WHAT THIS TASK INVOLVES: Which lines hold the word "Eron"? Copy each of them.

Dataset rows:
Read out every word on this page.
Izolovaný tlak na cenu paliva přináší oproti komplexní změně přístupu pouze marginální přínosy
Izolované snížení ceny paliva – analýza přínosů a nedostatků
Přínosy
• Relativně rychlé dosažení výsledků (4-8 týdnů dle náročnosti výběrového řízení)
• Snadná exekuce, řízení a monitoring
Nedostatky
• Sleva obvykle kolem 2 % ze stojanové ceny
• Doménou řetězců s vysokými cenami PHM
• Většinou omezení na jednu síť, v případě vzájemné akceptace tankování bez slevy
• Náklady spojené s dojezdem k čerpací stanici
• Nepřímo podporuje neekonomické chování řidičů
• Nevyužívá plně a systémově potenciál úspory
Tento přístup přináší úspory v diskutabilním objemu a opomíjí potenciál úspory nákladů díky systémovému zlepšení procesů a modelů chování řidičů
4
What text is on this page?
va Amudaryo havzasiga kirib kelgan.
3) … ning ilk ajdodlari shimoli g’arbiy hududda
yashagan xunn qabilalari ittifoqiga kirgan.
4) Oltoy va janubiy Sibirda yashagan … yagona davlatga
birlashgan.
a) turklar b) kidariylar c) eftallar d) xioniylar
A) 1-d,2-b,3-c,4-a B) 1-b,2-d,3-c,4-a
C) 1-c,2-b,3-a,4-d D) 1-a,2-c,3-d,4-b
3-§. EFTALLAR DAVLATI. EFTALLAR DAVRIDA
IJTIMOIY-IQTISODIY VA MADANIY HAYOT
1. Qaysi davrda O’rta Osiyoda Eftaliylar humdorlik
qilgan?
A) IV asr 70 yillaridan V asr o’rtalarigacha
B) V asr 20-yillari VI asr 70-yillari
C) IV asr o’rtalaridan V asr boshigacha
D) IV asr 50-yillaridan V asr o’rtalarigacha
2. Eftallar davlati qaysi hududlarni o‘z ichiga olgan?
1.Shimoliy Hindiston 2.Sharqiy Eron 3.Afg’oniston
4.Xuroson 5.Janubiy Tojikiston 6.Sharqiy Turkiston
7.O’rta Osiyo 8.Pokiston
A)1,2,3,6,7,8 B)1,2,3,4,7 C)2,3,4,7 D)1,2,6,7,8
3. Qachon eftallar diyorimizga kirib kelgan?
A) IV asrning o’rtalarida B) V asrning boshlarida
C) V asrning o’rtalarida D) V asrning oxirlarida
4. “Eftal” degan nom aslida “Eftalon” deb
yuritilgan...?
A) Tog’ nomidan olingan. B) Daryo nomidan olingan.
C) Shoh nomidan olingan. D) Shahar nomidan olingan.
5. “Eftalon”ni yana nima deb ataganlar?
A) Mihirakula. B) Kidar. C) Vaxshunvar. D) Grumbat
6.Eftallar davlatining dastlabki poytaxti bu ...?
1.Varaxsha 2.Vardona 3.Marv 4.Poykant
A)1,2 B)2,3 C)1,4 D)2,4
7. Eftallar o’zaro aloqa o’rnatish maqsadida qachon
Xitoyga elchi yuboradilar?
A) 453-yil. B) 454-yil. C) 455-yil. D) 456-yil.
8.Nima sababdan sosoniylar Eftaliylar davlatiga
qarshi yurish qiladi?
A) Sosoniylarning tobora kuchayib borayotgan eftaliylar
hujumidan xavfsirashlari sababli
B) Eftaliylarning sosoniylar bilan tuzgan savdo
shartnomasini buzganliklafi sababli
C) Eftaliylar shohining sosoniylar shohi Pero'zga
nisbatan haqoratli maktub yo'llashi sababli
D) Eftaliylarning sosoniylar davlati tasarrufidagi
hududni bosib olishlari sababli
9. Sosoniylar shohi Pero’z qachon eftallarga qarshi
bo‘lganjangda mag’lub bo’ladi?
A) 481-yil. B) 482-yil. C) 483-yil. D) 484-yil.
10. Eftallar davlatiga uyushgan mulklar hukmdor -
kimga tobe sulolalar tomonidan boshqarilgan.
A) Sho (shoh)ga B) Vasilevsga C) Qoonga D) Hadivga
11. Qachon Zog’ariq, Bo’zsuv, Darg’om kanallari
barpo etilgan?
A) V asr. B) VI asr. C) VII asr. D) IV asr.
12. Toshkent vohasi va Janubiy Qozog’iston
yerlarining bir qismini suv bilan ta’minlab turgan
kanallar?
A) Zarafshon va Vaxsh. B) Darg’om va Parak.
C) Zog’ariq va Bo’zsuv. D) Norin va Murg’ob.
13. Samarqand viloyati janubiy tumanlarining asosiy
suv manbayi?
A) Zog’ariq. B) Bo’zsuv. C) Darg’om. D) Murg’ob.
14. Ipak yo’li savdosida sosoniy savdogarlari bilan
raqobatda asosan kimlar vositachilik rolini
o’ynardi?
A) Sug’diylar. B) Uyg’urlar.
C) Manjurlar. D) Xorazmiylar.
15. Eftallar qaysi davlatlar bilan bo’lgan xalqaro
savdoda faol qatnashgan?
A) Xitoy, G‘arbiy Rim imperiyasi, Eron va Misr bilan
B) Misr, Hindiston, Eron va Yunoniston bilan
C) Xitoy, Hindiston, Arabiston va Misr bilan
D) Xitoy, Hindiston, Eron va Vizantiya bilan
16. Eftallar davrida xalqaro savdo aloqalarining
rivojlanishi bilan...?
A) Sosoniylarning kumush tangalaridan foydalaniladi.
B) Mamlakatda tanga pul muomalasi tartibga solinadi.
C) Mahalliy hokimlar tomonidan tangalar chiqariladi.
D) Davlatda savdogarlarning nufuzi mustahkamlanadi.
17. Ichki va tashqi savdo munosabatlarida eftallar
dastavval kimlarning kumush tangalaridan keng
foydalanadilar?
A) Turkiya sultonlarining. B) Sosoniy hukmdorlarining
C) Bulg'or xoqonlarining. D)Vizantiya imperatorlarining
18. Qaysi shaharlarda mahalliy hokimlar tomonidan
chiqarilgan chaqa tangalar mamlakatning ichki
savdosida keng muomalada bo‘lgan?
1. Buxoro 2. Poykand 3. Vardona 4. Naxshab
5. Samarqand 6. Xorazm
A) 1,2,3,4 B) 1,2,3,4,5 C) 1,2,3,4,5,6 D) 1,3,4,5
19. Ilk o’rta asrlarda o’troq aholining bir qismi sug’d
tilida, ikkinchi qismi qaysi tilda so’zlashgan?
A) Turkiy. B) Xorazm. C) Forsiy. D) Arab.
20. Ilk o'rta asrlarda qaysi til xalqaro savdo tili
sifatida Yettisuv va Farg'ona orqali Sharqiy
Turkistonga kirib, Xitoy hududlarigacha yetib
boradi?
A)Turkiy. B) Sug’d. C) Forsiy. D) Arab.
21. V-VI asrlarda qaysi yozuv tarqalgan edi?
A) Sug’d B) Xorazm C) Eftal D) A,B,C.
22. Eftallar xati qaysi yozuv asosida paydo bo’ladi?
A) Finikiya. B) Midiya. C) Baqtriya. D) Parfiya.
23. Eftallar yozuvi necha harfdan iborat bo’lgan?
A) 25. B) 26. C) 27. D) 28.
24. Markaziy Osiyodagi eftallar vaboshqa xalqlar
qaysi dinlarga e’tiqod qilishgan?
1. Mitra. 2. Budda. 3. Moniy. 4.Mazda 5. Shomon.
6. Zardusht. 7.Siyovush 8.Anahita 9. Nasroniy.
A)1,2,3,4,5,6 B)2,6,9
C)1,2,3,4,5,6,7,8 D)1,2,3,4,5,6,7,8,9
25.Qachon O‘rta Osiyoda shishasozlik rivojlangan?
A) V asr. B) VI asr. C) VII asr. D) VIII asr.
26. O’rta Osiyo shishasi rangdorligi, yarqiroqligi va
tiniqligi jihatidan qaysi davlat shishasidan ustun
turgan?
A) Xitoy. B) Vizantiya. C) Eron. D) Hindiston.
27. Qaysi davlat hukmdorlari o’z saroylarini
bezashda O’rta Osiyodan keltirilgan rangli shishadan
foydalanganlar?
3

TASK SOLUTION:
1.Shimoliy Hindiston 2.Sharqiy Eron 3.Afg’oniston
A) Xitoy, G‘arbiy Rim imperiyasi, Eron va Misr bilan
B) Misr, Hindiston, Eron va Yunoniston bilan
D) Xitoy, Hindiston, Eron va Vizantiya bilan
A) Xitoy. B) Vizantiya. C) Eron. D) Hindiston.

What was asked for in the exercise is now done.